▶ [What the exercise asks]
Would you pull out every line of the material that contains the string "counter"?

Data excerpts:
··········
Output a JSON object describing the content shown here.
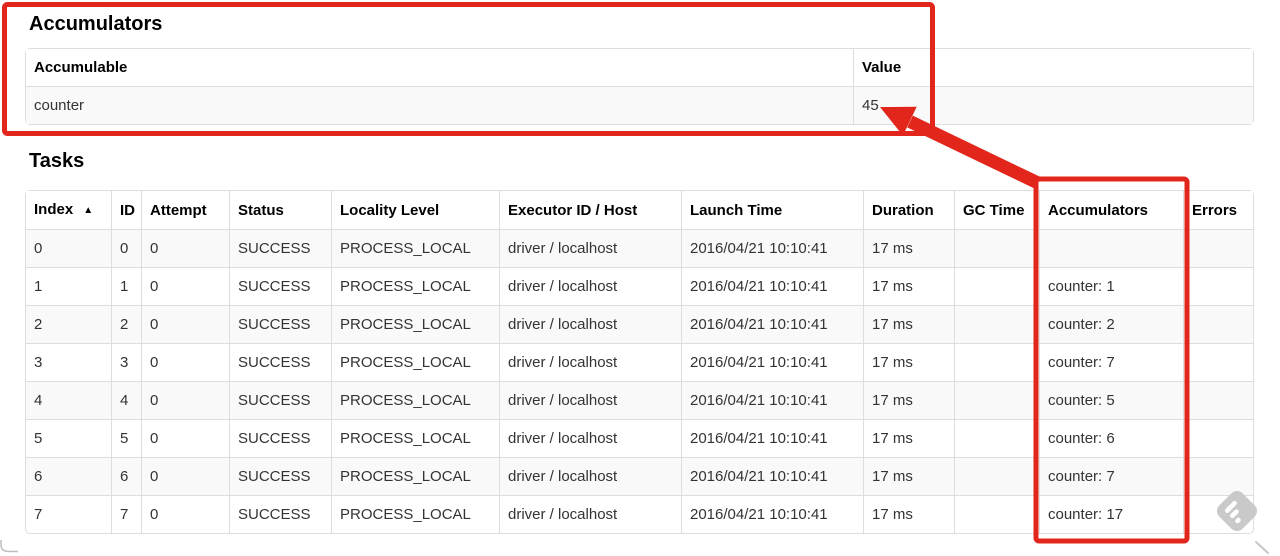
{
  "annotation_color": "#e3261b",
  "watermark_color": "#c9c9c9",
  "accumulators": {
    "heading": "Accumulators",
    "headers": [
      "Accumulable",
      "Value"
    ],
    "rows": [
      {
        "name": "counter",
        "value": "45"
      }
    ]
  },
  "tasks": {
    "heading": "Tasks",
    "headers": [
      "Index",
      "ID",
      "Attempt",
      "Status",
      "Locality Level",
      "Executor ID / Host",
      "Launch Time",
      "Duration",
      "GC Time",
      "Accumulators",
      "Errors"
    ],
    "sort": {
      "column": "Index",
      "direction_icon": "▲"
    },
    "rows": [
      {
        "index": "0",
        "id": "0",
        "attempt": "0",
        "status": "SUCCESS",
        "locality_level": "PROCESS_LOCAL",
        "executor_id_host": "driver / localhost",
        "launch_time": "2016/04/21 10:10:41",
        "duration": "17 ms",
        "gc_time": "",
        "accumulators": "",
        "errors": ""
      },
      {
        "index": "1",
        "id": "1",
        "attempt": "0",
        "status": "SUCCESS",
        "locality_level": "PROCESS_LOCAL",
        "executor_id_host": "driver / localhost",
        "launch_time": "2016/04/21 10:10:41",
        "duration": "17 ms",
        "gc_time": "",
        "accumulators": "counter: 1",
        "errors": ""
      },
      {
        "index": "2",
        "id": "2",
        "attempt": "0",
        "status": "SUCCESS",
        "locality_level": "PROCESS_LOCAL",
        "executor_id_host": "driver / localhost",
        "launch_time": "2016/04/21 10:10:41",
        "duration": "17 ms",
        "gc_time": "",
        "accumulators": "counter: 2",
        "errors": ""
      },
      {
        "index": "3",
        "id": "3",
        "attempt": "0",
        "status": "SUCCESS",
        "locality_level": "PROCESS_LOCAL",
        "executor_id_host": "driver / localhost",
        "launch_time": "2016/04/21 10:10:41",
        "duration": "17 ms",
        "gc_time": "",
        "accumulators": "counter: 7",
        "errors": ""
      },
      {
        "index": "4",
        "id": "4",
        "attempt": "0",
        "status": "SUCCESS",
        "locality_level": "PROCESS_LOCAL",
        "executor_id_host": "driver / localhost",
        "launch_time": "2016/04/21 10:10:41",
        "duration": "17 ms",
        "gc_time": "",
        "accumulators": "counter: 5",
        "errors": ""
      },
      {
        "index": "5",
        "id": "5",
        "attempt": "0",
        "status": "SUCCESS",
        "locality_level": "PROCESS_LOCAL",
        "executor_id_host": "driver / localhost",
        "launch_time": "2016/04/21 10:10:41",
        "duration": "17 ms",
        "gc_time": "",
        "accumulators": "counter: 6",
        "errors": ""
      },
      {
        "index": "6",
        "id": "6",
        "attempt": "0",
        "status": "SUCCESS",
        "locality_level": "PROCESS_LOCAL",
        "executor_id_host": "driver / localhost",
        "launch_time": "2016/04/21 10:10:41",
        "duration": "17 ms",
        "gc_time": "",
        "accumulators": "counter: 7",
        "errors": ""
      },
      {
        "index": "7",
        "id": "7",
        "attempt": "0",
        "status": "SUCCESS",
        "locality_level": "PROCESS_LOCAL",
        "executor_id_host": "driver / localhost",
        "launch_time": "2016/04/21 10:10:41",
        "duration": "17 ms",
        "gc_time": "",
        "accumulators": "counter: 17",
        "errors": ""
      }
    ]
  }
}
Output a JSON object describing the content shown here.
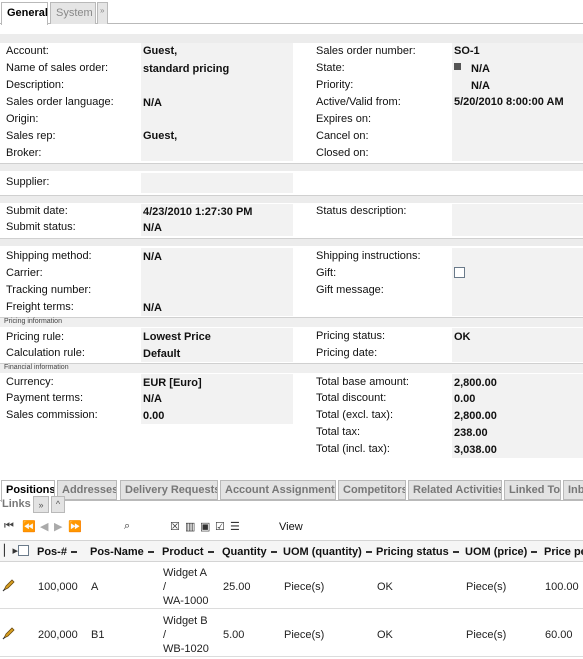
··········
▶ [Expected answer]
        "name": "counter",
        "accumulators": "counter: 1",
        "accumulators": "counter: 2",
        "accumulators": "counter: 7",
        "accumulators": "counter: 5",
        "accumulators": "counter: 6",
        "accumulators": "counter: 7",
        "accumulators": "counter: 17",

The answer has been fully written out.